■ **What to produce**
Collect from the data below each line with "time".

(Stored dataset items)
# # # #

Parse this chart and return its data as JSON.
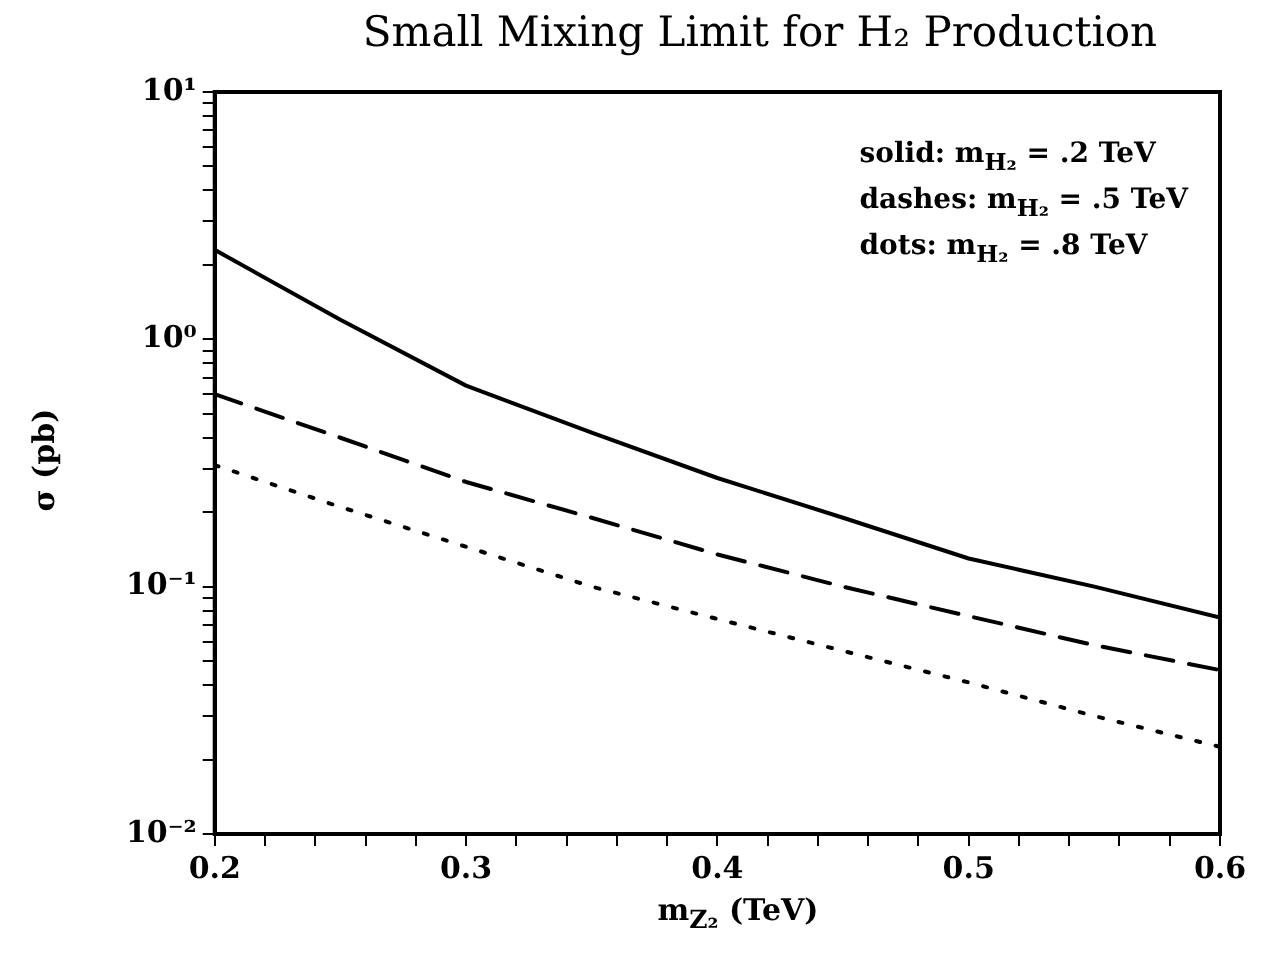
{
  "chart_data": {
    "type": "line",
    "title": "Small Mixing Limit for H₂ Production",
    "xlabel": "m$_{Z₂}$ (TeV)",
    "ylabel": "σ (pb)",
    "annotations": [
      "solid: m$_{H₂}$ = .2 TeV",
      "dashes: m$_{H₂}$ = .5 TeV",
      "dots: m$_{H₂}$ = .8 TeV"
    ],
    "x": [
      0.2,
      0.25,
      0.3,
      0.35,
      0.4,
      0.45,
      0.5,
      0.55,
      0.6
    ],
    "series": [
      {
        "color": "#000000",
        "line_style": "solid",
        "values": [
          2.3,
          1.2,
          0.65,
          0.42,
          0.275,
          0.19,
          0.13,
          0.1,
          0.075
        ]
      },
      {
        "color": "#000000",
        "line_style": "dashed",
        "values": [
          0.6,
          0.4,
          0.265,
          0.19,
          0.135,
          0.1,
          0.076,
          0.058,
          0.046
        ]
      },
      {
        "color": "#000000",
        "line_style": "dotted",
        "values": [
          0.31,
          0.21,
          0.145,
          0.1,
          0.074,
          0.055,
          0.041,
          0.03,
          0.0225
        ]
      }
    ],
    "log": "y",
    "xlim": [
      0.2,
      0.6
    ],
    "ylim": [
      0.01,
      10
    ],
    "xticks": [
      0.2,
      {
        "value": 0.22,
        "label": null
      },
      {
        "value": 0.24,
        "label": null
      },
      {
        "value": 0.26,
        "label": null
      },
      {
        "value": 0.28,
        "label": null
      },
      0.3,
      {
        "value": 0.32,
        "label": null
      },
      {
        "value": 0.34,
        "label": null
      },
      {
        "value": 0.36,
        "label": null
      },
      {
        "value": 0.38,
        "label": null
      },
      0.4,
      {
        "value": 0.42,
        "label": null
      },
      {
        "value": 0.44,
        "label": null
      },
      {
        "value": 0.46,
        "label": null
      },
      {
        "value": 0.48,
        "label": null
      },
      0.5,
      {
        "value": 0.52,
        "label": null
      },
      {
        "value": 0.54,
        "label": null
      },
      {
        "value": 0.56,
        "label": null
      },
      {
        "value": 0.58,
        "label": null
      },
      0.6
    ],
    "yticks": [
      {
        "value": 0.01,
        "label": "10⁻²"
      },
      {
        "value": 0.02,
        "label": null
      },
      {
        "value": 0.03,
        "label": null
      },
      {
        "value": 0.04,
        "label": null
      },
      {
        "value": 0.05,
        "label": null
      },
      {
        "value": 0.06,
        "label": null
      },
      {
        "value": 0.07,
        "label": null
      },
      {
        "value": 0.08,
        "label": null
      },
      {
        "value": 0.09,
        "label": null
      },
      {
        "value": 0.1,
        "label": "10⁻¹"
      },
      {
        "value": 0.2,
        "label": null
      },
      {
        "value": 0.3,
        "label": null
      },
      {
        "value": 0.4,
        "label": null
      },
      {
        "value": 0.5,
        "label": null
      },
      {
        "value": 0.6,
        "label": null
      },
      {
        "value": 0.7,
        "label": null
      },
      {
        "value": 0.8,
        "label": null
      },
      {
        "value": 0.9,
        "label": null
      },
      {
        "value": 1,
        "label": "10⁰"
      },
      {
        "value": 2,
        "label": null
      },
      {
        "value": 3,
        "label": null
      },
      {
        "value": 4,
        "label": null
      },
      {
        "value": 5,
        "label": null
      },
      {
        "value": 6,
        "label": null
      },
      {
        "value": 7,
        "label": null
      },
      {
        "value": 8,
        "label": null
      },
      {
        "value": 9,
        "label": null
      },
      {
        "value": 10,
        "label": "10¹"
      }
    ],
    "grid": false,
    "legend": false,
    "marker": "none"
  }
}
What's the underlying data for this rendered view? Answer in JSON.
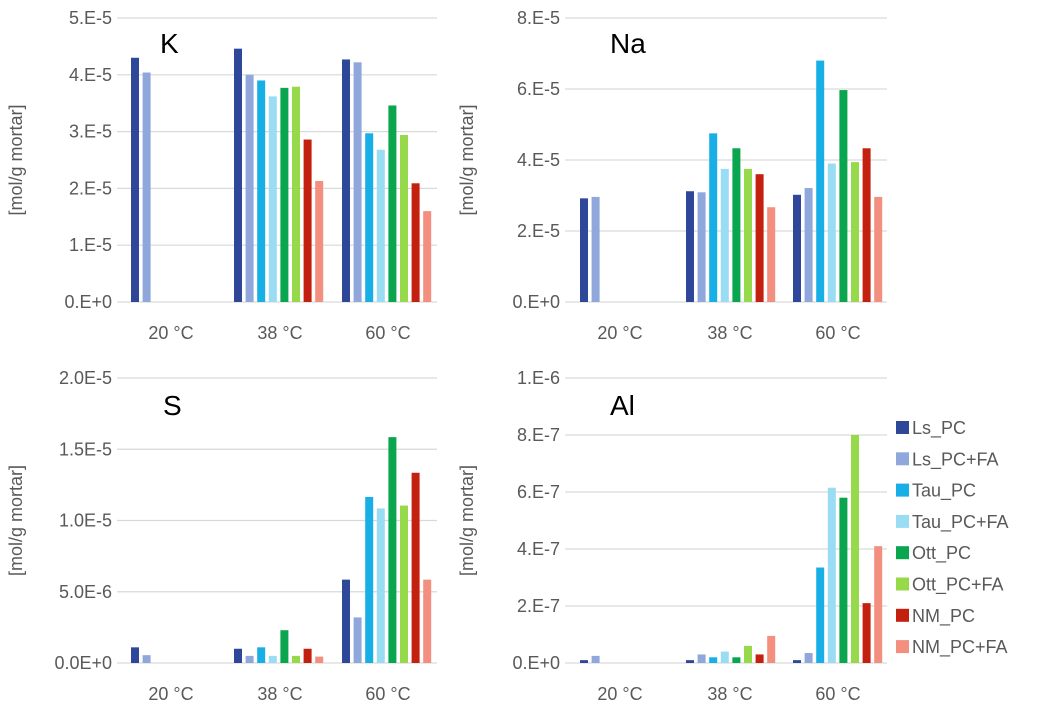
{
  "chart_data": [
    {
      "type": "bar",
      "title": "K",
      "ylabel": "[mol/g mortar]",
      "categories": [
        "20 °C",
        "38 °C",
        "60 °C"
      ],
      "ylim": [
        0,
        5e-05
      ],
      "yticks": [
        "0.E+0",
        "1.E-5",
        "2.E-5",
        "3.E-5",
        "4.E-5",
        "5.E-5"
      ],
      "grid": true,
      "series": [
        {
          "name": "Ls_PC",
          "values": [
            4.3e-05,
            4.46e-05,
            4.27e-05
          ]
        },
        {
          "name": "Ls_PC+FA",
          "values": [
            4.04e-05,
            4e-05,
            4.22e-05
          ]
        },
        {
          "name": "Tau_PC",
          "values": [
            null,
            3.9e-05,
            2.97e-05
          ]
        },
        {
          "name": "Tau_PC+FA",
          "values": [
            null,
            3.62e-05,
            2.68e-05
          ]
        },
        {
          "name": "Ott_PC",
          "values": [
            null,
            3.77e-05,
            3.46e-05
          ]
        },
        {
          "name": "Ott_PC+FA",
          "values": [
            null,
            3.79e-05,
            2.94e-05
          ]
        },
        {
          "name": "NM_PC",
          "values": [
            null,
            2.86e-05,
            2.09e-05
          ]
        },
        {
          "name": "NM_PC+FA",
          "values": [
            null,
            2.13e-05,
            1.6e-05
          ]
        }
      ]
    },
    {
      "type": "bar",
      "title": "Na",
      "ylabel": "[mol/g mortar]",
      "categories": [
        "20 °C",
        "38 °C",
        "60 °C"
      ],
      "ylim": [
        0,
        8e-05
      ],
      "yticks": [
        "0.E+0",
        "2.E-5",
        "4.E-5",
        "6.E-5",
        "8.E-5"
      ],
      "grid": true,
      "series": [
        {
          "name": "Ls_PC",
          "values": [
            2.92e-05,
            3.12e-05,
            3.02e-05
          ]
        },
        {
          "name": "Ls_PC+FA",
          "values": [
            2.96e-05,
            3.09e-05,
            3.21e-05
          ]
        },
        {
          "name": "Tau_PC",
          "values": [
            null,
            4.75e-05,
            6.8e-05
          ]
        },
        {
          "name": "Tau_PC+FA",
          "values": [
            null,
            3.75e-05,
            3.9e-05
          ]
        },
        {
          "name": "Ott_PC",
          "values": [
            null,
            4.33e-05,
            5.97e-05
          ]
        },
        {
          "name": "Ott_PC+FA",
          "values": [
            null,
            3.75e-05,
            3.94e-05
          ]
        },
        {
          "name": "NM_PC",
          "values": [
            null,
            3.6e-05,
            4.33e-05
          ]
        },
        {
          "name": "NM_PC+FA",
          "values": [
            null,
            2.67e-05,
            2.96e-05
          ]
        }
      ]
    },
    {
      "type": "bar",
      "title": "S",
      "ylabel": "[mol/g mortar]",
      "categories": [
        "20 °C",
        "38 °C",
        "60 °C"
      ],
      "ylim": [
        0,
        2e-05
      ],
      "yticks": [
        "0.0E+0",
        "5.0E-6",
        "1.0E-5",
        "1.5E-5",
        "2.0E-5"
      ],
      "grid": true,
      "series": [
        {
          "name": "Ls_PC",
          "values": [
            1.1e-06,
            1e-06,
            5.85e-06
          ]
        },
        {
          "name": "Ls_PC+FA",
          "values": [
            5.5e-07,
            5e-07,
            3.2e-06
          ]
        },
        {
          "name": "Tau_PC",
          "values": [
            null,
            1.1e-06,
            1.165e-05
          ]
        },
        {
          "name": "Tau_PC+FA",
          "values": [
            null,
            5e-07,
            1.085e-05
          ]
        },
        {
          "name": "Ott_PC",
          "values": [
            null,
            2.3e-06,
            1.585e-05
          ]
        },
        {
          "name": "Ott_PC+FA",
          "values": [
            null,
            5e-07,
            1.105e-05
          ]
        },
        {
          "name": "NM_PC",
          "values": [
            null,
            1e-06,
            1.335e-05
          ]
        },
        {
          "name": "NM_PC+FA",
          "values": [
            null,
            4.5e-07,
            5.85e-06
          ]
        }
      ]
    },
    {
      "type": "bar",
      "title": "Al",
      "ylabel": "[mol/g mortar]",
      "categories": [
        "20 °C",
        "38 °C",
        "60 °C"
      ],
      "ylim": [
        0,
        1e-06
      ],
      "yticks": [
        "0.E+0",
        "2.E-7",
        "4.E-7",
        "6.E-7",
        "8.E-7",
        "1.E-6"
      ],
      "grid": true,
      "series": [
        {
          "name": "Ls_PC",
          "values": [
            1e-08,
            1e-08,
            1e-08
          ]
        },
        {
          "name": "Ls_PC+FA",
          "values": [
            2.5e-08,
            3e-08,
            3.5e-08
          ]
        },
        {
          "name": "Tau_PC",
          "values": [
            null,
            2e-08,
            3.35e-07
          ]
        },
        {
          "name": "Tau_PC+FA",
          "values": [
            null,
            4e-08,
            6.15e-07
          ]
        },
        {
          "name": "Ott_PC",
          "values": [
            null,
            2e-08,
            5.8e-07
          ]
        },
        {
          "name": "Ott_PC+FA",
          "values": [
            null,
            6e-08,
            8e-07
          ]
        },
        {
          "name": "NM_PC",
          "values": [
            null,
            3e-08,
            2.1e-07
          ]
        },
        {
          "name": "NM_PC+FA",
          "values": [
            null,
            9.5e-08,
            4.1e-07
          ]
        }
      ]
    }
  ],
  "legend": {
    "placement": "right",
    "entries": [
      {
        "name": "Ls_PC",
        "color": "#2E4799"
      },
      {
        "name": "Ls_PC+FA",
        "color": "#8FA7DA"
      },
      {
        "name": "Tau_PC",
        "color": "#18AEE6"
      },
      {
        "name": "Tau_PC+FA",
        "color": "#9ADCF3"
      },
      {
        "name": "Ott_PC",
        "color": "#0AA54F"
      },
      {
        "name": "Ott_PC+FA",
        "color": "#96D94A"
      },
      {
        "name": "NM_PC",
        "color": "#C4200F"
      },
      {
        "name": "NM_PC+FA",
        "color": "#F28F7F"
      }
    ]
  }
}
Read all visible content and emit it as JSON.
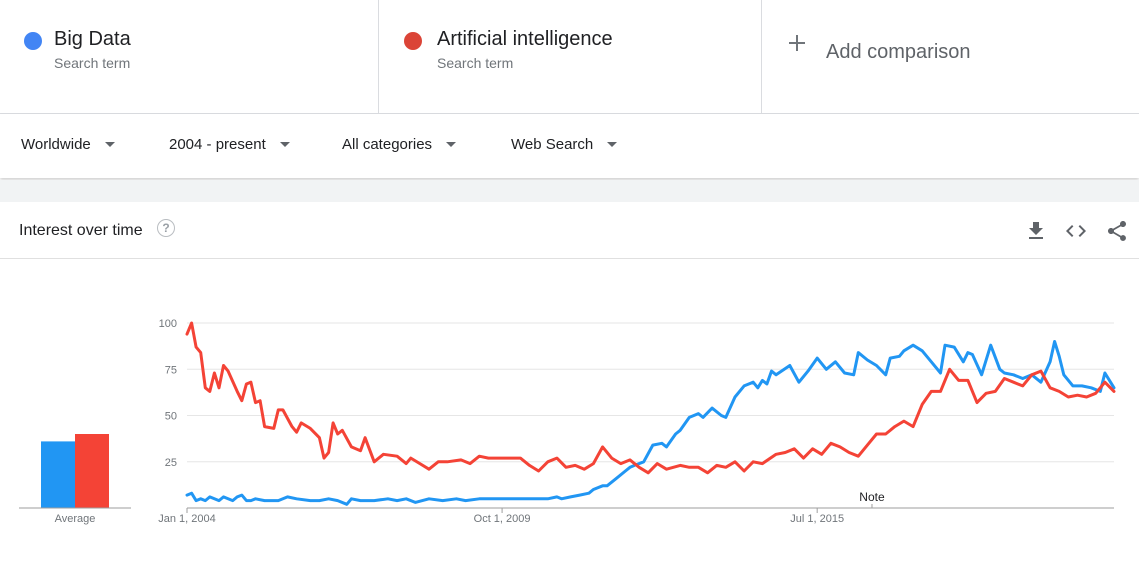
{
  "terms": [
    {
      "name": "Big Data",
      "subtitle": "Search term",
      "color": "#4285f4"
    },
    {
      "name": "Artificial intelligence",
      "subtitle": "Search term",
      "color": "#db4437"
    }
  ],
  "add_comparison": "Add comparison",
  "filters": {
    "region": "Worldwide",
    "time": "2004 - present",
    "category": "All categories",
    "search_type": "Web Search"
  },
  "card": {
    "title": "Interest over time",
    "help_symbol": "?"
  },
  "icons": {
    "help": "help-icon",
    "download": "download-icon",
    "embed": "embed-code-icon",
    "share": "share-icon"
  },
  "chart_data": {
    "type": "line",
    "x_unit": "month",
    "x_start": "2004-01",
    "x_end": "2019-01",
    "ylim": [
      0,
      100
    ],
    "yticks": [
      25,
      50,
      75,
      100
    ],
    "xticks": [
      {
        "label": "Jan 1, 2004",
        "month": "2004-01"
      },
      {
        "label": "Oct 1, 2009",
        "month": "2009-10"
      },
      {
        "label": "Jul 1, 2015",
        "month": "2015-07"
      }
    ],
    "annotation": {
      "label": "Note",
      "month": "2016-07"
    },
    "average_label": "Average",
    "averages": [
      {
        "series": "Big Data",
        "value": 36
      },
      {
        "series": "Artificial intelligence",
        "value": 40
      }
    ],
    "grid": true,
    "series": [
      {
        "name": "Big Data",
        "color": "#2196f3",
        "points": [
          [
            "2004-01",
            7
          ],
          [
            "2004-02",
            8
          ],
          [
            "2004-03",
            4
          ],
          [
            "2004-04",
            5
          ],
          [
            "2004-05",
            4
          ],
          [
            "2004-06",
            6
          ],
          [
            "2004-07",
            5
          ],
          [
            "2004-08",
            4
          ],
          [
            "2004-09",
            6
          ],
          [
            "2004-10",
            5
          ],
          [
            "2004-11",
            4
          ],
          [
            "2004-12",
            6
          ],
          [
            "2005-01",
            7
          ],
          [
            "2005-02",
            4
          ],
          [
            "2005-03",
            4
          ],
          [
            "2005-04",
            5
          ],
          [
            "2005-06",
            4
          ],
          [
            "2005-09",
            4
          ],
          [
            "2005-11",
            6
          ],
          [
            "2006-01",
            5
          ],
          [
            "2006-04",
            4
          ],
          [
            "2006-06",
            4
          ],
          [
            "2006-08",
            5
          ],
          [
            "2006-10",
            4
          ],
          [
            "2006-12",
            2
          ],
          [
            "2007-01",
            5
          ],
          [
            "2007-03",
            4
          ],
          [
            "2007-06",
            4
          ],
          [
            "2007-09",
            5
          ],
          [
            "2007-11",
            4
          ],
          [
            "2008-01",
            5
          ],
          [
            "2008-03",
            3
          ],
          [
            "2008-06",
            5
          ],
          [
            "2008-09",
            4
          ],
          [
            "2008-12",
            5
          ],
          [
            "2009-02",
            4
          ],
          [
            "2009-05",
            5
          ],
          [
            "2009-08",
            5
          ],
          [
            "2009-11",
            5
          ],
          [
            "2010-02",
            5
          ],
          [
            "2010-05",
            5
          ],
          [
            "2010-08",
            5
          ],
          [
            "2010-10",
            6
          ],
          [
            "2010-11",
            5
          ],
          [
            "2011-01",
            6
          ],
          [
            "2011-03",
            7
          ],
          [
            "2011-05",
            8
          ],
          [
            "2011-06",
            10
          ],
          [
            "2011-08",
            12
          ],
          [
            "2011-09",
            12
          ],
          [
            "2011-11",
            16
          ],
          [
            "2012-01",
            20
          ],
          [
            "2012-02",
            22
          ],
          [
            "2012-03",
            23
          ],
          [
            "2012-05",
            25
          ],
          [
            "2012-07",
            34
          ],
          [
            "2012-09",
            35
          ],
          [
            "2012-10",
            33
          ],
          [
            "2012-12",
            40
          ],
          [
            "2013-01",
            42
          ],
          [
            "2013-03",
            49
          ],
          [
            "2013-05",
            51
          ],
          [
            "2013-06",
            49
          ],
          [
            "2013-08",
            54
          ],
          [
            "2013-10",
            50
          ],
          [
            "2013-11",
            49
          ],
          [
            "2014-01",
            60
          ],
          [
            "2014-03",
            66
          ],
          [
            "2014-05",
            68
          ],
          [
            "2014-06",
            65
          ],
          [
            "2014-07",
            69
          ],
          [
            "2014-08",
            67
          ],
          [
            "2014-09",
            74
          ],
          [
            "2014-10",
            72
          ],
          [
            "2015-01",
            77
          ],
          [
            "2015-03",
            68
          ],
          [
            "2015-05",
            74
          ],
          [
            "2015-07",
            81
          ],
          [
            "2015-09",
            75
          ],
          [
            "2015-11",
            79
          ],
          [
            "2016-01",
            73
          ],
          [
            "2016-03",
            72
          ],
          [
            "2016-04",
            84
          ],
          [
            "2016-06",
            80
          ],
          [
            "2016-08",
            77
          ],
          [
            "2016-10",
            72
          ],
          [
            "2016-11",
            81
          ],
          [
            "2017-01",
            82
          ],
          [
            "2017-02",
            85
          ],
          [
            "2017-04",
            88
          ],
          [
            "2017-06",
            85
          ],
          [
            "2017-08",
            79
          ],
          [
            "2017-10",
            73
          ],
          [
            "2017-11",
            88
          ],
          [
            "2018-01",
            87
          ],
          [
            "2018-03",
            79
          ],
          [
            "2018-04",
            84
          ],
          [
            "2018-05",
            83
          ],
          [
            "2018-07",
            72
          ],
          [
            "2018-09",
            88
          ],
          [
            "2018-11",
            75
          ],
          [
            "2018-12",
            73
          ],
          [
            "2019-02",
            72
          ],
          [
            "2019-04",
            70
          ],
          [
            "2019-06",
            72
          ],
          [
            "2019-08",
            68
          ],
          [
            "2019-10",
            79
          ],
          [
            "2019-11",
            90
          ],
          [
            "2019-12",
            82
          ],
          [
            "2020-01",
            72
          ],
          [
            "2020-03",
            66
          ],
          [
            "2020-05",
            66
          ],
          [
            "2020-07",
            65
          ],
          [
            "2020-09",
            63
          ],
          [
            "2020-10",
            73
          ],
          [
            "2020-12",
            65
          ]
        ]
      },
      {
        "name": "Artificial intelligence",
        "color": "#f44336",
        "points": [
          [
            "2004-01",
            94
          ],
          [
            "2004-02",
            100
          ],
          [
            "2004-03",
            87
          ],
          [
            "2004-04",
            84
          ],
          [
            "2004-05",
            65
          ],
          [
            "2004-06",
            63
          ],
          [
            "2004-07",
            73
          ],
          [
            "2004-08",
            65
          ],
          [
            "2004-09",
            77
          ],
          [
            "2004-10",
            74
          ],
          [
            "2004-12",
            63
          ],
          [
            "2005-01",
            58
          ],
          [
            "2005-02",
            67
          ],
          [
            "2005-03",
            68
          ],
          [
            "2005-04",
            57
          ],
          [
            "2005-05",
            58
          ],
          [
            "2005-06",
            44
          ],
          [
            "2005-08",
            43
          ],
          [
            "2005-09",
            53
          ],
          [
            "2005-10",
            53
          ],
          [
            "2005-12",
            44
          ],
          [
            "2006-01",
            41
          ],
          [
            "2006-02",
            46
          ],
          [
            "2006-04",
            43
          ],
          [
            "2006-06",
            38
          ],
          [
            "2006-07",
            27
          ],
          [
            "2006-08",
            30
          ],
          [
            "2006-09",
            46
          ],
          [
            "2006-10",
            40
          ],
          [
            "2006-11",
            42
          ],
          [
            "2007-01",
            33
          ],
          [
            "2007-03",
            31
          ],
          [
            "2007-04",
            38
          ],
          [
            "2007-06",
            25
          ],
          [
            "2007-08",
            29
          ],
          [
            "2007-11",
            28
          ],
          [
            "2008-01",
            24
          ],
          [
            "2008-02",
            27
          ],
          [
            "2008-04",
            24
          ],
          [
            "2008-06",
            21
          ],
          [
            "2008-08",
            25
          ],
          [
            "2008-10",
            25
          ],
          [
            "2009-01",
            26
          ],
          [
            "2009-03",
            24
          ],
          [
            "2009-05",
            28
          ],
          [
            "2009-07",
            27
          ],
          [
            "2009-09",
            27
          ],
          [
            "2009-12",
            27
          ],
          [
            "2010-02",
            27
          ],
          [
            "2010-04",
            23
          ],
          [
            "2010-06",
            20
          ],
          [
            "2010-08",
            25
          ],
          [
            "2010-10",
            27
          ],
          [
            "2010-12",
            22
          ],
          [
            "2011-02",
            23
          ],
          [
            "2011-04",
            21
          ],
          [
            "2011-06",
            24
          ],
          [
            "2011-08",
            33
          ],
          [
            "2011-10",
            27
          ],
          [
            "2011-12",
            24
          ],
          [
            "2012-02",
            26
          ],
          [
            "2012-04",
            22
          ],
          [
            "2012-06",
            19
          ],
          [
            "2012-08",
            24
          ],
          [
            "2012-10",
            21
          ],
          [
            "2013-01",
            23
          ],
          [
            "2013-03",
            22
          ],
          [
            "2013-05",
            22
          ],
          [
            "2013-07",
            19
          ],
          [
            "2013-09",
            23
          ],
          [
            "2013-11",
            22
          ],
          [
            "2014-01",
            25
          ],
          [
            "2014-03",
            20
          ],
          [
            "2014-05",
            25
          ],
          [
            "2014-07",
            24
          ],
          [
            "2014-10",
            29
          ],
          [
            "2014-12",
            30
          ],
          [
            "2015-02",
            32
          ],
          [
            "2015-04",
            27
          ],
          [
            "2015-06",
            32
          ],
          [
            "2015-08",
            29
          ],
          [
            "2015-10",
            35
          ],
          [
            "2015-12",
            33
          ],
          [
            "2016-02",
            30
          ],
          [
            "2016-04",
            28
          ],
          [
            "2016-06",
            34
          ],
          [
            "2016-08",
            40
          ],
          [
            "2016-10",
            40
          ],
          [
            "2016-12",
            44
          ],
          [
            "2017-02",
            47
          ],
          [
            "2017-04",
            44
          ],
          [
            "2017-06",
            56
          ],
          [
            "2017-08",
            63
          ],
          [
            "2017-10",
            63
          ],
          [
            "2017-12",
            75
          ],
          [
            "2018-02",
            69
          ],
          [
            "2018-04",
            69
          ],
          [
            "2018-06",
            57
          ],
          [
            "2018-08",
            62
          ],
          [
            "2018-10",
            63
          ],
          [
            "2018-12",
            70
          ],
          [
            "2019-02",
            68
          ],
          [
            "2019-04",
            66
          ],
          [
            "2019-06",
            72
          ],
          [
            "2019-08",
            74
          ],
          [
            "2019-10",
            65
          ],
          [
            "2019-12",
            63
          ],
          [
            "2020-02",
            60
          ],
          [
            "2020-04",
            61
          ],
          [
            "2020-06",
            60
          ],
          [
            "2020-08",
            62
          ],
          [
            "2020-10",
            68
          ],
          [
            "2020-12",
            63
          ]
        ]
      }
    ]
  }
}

# # # #

■ **Reply**
    "time": "2004 - present",
    "title": "Interest over time",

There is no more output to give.